(Supplied material):
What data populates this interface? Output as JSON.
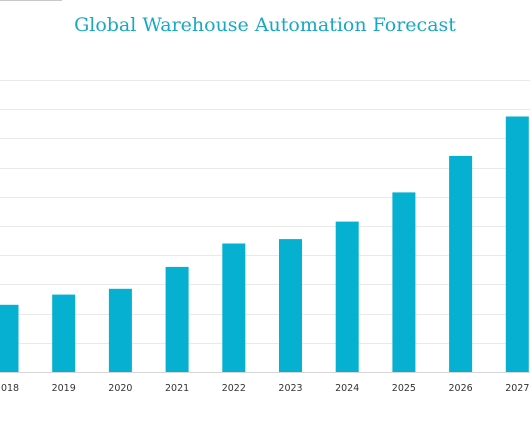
{
  "chart_data": {
    "type": "bar",
    "title": "Global Warehouse Automation Forecast",
    "xlabel": "",
    "ylabel": "",
    "categories": [
      "2018",
      "2019",
      "2020",
      "2021",
      "2022",
      "2023",
      "2024",
      "2025",
      "2026",
      "2027"
    ],
    "series": [
      {
        "values": [
          23,
          26.5,
          28.5,
          36,
          44,
          45.5,
          51.5,
          61.5,
          74,
          87.5
        ]
      }
    ],
    "ylim": [
      0,
      100
    ],
    "gridlines": 10,
    "grid": true,
    "legend": "none",
    "bar_color": "#05b0d1",
    "title_color": "#19a7c6"
  }
}
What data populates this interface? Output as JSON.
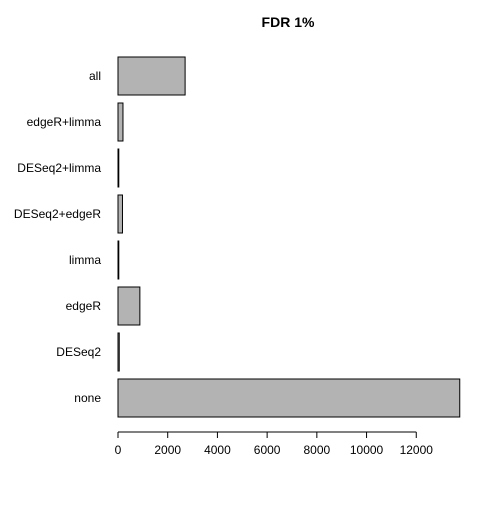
{
  "chart_data": {
    "type": "bar",
    "orientation": "horizontal",
    "title": "FDR 1%",
    "xlabel": "",
    "ylabel": "",
    "categories": [
      "all",
      "edgeR+limma",
      "DESeq2+limma",
      "DESeq2+edgeR",
      "limma",
      "edgeR",
      "DESeq2",
      "none"
    ],
    "values": [
      2700,
      200,
      20,
      180,
      10,
      880,
      50,
      13750
    ],
    "xlim": [
      0,
      13800
    ],
    "xticks": [
      0,
      2000,
      4000,
      6000,
      8000,
      10000,
      12000
    ],
    "grid": false,
    "bar_color": "#b3b3b3",
    "bar_border_color": "#000000"
  }
}
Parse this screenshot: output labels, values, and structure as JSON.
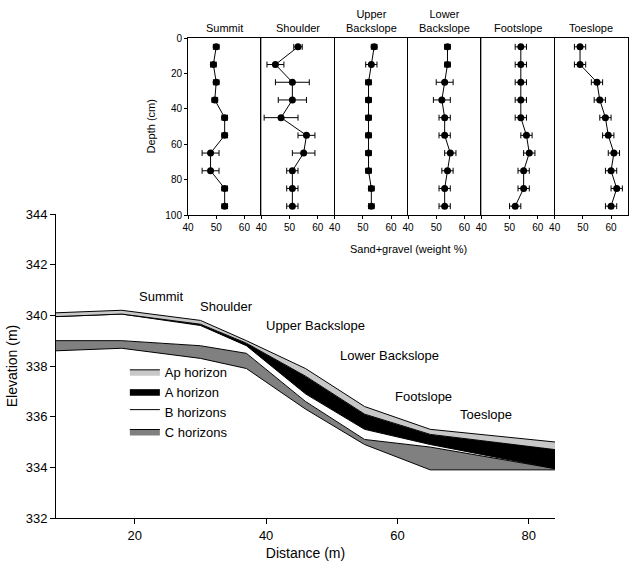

(Given task): Output an exact copy of the material, with the pictures removed.

(The reply):
What data populates this interface? Output as JSON.
{
  "chart_data": {
    "type": "bar",
    "title": "Global Warehouse Automation Forecast",
    "xlabel": "",
    "ylabel": "",
    "categories": [
      "2018",
      "2019",
      "2020",
      "2021",
      "2022",
      "2023",
      "2024",
      "2025",
      "2026",
      "2027"
    ],
    "series": [
      {
        "values": [
          23,
          26.5,
          28.5,
          36,
          44,
          45.5,
          51.5,
          61.5,
          74,
          87.5
        ]
      }
    ],
    "ylim": [
      0,
      100
    ],
    "gridlines": 10,
    "grid": true,
    "legend": "none",
    "bar_color": "#05b0d1",
    "title_color": "#19a7c6"
  }
}
What data populates this interface? Output as JSON.
{
  "chart_data": {
    "type": "bar",
    "orientation": "horizontal",
    "title": "FDR 1%",
    "xlabel": "",
    "ylabel": "",
    "categories": [
      "all",
      "edgeR+limma",
      "DESeq2+limma",
      "DESeq2+edgeR",
      "limma",
      "edgeR",
      "DESeq2",
      "none"
    ],
    "values": [
      2700,
      200,
      20,
      180,
      10,
      880,
      50,
      13750
    ],
    "xlim": [
      0,
      13800
    ],
    "xticks": [
      0,
      2000,
      4000,
      6000,
      8000,
      10000,
      12000
    ],
    "grid": false,
    "bar_color": "#b3b3b3",
    "bar_border_color": "#000000"
  }
}
Parse this screenshot: output labels, values, and structure as JSON.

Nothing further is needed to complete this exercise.